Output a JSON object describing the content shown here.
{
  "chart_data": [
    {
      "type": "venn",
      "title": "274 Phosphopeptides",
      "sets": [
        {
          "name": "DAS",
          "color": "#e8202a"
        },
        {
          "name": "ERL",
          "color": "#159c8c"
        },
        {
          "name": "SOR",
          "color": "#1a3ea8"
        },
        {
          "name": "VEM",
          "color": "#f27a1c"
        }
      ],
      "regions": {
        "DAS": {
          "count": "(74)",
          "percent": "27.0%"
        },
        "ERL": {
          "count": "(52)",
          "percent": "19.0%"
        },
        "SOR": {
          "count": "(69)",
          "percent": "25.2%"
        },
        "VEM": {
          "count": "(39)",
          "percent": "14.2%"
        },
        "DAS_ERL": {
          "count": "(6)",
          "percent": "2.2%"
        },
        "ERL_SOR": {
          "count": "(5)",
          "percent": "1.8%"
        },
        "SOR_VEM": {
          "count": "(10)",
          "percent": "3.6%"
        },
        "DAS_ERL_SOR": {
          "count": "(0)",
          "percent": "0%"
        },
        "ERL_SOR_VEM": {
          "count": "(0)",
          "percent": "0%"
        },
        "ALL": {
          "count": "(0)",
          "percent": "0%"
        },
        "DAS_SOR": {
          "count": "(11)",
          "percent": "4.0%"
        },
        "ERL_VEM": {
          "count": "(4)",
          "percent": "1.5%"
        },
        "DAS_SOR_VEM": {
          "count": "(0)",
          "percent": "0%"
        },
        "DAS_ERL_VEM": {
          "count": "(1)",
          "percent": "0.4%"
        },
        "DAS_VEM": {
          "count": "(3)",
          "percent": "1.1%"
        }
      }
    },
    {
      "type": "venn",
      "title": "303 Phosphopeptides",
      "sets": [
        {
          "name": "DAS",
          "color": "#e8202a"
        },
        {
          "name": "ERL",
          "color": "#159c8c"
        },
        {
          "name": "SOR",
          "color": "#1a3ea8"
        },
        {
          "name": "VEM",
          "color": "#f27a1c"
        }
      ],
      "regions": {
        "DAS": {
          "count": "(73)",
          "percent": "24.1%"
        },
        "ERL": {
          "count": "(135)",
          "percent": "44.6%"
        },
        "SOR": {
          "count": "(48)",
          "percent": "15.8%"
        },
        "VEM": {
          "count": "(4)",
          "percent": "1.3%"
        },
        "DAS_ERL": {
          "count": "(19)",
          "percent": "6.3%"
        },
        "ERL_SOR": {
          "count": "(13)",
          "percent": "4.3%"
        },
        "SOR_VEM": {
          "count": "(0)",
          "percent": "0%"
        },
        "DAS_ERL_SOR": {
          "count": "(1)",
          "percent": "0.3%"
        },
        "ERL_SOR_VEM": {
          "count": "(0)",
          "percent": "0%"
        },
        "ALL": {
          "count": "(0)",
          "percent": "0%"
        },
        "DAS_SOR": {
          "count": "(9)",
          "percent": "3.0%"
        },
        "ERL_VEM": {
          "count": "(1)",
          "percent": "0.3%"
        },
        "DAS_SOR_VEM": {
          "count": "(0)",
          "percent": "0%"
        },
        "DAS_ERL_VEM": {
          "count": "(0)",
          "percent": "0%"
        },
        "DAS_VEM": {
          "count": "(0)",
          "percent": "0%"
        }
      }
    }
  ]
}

Work to complete: A faithful copy of all the records is required.

Result for this task:
Output a JSON object describing the content shown here.
{
  "chart_data": [
    {
      "type": "venn",
      "title": "274 Phosphopeptides",
      "sets": [
        {
          "name": "DAS",
          "color": "#e8202a"
        },
        {
          "name": "ERL",
          "color": "#159c8c"
        },
        {
          "name": "SOR",
          "color": "#1a3ea8"
        },
        {
          "name": "VEM",
          "color": "#f27a1c"
        }
      ],
      "regions": {
        "DAS": {
          "count": "(74)",
          "percent": "27.0%"
        },
        "ERL": {
          "count": "(52)",
          "percent": "19.0%"
        },
        "SOR": {
          "count": "(69)",
          "percent": "25.2%"
        },
        "VEM": {
          "count": "(39)",
          "percent": "14.2%"
        },
        "DAS_ERL": {
          "count": "(6)",
          "percent": "2.2%"
        },
        "ERL_SOR": {
          "count": "(5)",
          "percent": "1.8%"
        },
        "SOR_VEM": {
          "count": "(10)",
          "percent": "3.6%"
        },
        "DAS_ERL_SOR": {
          "count": "(0)",
          "percent": "0%"
        },
        "ERL_SOR_VEM": {
          "count": "(0)",
          "percent": "0%"
        },
        "ALL": {
          "count": "(0)",
          "percent": "0%"
        },
        "DAS_SOR": {
          "count": "(11)",
          "percent": "4.0%"
        },
        "ERL_VEM": {
          "count": "(4)",
          "percent": "1.5%"
        },
        "DAS_SOR_VEM": {
          "count": "(0)",
          "percent": "0%"
        },
        "DAS_ERL_VEM": {
          "count": "(1)",
          "percent": "0.4%"
        },
        "DAS_VEM": {
          "count": "(3)",
          "percent": "1.1%"
        }
      }
    },
    {
      "type": "venn",
      "title": "303 Phosphopeptides",
      "sets": [
        {
          "name": "DAS",
          "color": "#e8202a"
        },
        {
          "name": "ERL",
          "color": "#159c8c"
        },
        {
          "name": "SOR",
          "color": "#1a3ea8"
        },
        {
          "name": "VEM",
          "color": "#f27a1c"
        }
      ],
      "regions": {
        "DAS": {
          "count": "(73)",
          "percent": "24.1%"
        },
        "ERL": {
          "count": "(135)",
          "percent": "44.6%"
        },
        "SOR": {
          "count": "(48)",
          "percent": "15.8%"
        },
        "VEM": {
          "count": "(4)",
          "percent": "1.3%"
        },
        "DAS_ERL": {
          "count": "(19)",
          "percent": "6.3%"
        },
        "ERL_SOR": {
          "count": "(13)",
          "percent": "4.3%"
        },
        "SOR_VEM": {
          "count": "(0)",
          "percent": "0%"
        },
        "DAS_ERL_SOR": {
          "count": "(1)",
          "percent": "0.3%"
        },
        "ERL_SOR_VEM": {
          "count": "(0)",
          "percent": "0%"
        },
        "ALL": {
          "count": "(0)",
          "percent": "0%"
        },
        "DAS_SOR": {
          "count": "(9)",
          "percent": "3.0%"
        },
        "ERL_VEM": {
          "count": "(1)",
          "percent": "0.3%"
        },
        "DAS_SOR_VEM": {
          "count": "(0)",
          "percent": "0%"
        },
        "DAS_ERL_VEM": {
          "count": "(0)",
          "percent": "0%"
        },
        "DAS_VEM": {
          "count": "(0)",
          "percent": "0%"
        }
      }
    }
  ]
}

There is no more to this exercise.